## TASK PROMPT
Write out all of the entries exactly as given.

==== RECORDED DATA

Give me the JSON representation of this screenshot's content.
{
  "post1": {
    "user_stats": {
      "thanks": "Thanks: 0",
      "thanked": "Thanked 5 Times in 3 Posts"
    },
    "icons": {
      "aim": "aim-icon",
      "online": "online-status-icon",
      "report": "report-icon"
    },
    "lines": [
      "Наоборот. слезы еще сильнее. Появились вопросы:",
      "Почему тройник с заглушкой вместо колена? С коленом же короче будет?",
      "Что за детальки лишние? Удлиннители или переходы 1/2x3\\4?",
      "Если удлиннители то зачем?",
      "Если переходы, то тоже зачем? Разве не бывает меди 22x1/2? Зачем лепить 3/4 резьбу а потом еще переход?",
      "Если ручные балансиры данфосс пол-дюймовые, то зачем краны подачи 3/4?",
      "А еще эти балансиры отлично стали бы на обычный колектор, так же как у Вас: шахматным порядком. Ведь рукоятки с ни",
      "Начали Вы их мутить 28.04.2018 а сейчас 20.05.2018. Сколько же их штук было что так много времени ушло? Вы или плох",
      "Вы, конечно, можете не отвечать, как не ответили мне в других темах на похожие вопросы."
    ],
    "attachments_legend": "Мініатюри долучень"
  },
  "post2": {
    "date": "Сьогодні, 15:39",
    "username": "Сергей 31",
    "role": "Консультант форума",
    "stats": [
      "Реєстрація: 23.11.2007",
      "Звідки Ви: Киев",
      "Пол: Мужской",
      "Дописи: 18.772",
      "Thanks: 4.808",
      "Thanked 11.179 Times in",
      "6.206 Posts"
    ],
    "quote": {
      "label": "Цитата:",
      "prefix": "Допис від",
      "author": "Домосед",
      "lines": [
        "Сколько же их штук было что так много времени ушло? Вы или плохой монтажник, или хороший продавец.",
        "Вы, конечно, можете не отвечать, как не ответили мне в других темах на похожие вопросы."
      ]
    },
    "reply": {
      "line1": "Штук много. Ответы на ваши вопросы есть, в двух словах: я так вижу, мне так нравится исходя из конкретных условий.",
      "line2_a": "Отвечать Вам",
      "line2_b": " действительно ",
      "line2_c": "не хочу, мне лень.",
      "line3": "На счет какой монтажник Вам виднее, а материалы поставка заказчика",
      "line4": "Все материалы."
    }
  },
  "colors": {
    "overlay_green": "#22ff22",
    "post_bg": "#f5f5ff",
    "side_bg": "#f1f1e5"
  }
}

========

## TASK RESULT
Give me the JSON representation of this screenshot's content.
{
  "post1": {
    "user_stats": {
      "thanks": "Thanks: 0",
      "thanked": "Thanked 5 Times in 3 Posts"
    },
    "icons": {
      "aim": "aim-icon",
      "online": "online-status-icon",
      "report": "report-icon"
    },
    "lines": [
      "Наоборот. слезы еще сильнее. Появились вопросы:",
      "Почему тройник с заглушкой вместо колена? С коленом же короче будет?",
      "Что за детальки лишние? Удлиннители или переходы 1/2x3\\4?",
      "Если удлиннители то зачем?",
      "Если переходы, то тоже зачем? Разве не бывает меди 22x1/2? Зачем лепить 3/4 резьбу а потом еще переход?",
      "Если ручные балансиры данфосс пол-дюймовые, то зачем краны подачи 3/4?",
      "А еще эти балансиры отлично стали бы на обычный колектор, так же как у Вас: шахматным порядком. Ведь рукоятки с ни",
      "Начали Вы их мутить 28.04.2018 а сейчас 20.05.2018. Сколько же их штук было что так много времени ушло? Вы или плох",
      "Вы, конечно, можете не отвечать, как не ответили мне в других темах на похожие вопросы."
    ],
    "attachments_legend": "Мініатюри долучень"
  },
  "post2": {
    "date": "Сьогодні, 15:39",
    "username": "Сергей 31",
    "role": "Консультант форума",
    "stats": [
      "Реєстрація: 23.11.2007",
      "Звідки Ви: Киев",
      "Пол: Мужской",
      "Дописи: 18.772",
      "Thanks: 4.808",
      "Thanked 11.179 Times in",
      "6.206 Posts"
    ],
    "quote": {
      "label": "Цитата:",
      "prefix": "Допис від",
      "author": "Домосед",
      "lines": [
        "Сколько же их штук было что так много времени ушло? Вы или плохой монтажник, или хороший продавец.",
        "Вы, конечно, можете не отвечать, как не ответили мне в других темах на похожие вопросы."
      ]
    },
    "reply": {
      "line1": "Штук много. Ответы на ваши вопросы есть, в двух словах: я так вижу, мне так нравится исходя из конкретных условий.",
      "line2_a": "Отвечать Вам",
      "line2_b": " действительно ",
      "line2_c": "не хочу, мне лень.",
      "line3": "На счет какой монтажник Вам виднее, а материалы поставка заказчика",
      "line4": "Все материалы."
    }
  },
  "colors": {
    "overlay_green": "#22ff22",
    "post_bg": "#f5f5ff",
    "side_bg": "#f1f1e5"
  }
}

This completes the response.